Exercise objective: Select and reproduce each line of the listing below that bears the string "call".
-------- Data in this exercise
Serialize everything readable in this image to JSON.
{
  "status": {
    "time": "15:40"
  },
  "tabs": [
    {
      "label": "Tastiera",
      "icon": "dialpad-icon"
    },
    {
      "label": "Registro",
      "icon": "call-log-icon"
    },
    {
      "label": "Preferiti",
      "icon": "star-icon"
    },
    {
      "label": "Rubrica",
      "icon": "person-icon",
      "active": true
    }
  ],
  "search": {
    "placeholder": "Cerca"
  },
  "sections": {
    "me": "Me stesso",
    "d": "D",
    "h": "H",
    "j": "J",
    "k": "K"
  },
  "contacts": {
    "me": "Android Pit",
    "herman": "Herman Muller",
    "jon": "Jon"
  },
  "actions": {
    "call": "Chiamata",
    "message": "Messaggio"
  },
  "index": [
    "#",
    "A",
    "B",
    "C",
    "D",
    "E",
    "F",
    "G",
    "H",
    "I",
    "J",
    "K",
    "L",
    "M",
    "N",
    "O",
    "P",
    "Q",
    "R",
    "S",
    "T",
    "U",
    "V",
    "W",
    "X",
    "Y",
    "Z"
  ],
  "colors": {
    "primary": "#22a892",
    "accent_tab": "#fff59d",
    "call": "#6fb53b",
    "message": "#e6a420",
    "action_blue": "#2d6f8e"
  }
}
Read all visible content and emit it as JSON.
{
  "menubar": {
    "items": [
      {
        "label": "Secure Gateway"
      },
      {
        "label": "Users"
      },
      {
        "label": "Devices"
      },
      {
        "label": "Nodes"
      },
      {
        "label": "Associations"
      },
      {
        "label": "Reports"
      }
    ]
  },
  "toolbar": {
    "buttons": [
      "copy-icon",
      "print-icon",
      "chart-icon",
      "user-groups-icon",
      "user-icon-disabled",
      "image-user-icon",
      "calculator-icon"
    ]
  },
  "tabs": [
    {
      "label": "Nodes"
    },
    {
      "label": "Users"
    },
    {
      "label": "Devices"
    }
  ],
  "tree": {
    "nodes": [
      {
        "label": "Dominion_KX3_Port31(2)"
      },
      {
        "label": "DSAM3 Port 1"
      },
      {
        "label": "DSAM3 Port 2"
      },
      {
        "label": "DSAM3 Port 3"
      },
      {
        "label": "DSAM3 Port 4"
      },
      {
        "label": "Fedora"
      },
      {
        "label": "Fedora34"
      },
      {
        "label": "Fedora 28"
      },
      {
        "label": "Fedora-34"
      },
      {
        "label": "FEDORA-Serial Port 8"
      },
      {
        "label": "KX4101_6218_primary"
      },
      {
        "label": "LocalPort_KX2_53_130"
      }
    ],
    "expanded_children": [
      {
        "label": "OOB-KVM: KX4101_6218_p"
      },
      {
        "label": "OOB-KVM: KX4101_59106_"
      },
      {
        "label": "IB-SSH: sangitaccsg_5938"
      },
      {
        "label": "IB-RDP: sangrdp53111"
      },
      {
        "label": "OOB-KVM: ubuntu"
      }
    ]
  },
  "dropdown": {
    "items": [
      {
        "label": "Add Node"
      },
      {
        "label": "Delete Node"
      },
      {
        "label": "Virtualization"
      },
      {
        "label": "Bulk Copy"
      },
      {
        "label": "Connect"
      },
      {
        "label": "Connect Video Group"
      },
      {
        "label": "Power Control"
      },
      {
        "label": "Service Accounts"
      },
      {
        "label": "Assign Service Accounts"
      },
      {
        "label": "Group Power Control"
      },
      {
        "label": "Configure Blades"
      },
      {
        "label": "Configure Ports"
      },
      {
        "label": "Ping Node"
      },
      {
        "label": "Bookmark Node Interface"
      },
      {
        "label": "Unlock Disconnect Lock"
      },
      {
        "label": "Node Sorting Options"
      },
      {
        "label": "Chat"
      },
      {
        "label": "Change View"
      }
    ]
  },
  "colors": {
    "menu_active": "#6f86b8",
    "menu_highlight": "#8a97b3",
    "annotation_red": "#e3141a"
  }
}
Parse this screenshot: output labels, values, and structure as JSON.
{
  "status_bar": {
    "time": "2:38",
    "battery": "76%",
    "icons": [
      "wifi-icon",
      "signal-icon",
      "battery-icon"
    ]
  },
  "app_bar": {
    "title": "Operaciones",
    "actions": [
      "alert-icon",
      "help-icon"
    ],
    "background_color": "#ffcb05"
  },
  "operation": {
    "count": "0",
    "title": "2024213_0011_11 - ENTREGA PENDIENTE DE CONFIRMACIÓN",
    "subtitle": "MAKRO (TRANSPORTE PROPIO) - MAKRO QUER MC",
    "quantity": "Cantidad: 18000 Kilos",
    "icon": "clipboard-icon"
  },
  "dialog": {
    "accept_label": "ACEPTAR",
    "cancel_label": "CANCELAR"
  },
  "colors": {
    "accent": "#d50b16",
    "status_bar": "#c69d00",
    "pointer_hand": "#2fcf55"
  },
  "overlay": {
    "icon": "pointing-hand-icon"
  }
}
----------------
Solved exercise:
      "icon": "call-log-icon"
    "call": "Chiamata",
    "call": "#6fb53b",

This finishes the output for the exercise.